What is required:
Nothing may be dropped or altered: reproduce all the data.

[Begin Data lines]

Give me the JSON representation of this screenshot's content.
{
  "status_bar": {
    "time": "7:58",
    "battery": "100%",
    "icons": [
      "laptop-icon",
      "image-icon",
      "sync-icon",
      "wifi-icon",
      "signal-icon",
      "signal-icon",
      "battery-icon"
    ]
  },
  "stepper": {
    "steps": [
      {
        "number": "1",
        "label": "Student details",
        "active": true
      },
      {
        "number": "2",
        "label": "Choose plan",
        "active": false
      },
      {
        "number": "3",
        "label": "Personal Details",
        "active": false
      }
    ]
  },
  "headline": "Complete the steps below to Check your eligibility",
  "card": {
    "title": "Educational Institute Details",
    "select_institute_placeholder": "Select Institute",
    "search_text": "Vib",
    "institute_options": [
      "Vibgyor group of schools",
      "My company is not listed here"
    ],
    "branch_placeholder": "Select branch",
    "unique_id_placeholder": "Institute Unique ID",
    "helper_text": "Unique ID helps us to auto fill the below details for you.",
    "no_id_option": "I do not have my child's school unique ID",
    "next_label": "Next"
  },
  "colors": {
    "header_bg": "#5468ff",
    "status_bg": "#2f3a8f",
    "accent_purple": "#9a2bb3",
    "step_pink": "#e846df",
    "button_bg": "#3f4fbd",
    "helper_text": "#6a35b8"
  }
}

[End Data lines]

Task solution:
Give me the JSON representation of this screenshot's content.
{
  "status_bar": {
    "time": "7:58",
    "battery": "100%",
    "icons": [
      "laptop-icon",
      "image-icon",
      "sync-icon",
      "wifi-icon",
      "signal-icon",
      "signal-icon",
      "battery-icon"
    ]
  },
  "stepper": {
    "steps": [
      {
        "number": "1",
        "label": "Student details",
        "active": true
      },
      {
        "number": "2",
        "label": "Choose plan",
        "active": false
      },
      {
        "number": "3",
        "label": "Personal Details",
        "active": false
      }
    ]
  },
  "headline": "Complete the steps below to Check your eligibility",
  "card": {
    "title": "Educational Institute Details",
    "select_institute_placeholder": "Select Institute",
    "search_text": "Vib",
    "institute_options": [
      "Vibgyor group of schools",
      "My company is not listed here"
    ],
    "branch_placeholder": "Select branch",
    "unique_id_placeholder": "Institute Unique ID",
    "helper_text": "Unique ID helps us to auto fill the below details for you.",
    "no_id_option": "I do not have my child's school unique ID",
    "next_label": "Next"
  },
  "colors": {
    "header_bg": "#5468ff",
    "status_bg": "#2f3a8f",
    "accent_purple": "#9a2bb3",
    "step_pink": "#e846df",
    "button_bg": "#3f4fbd",
    "helper_text": "#6a35b8"
  }
}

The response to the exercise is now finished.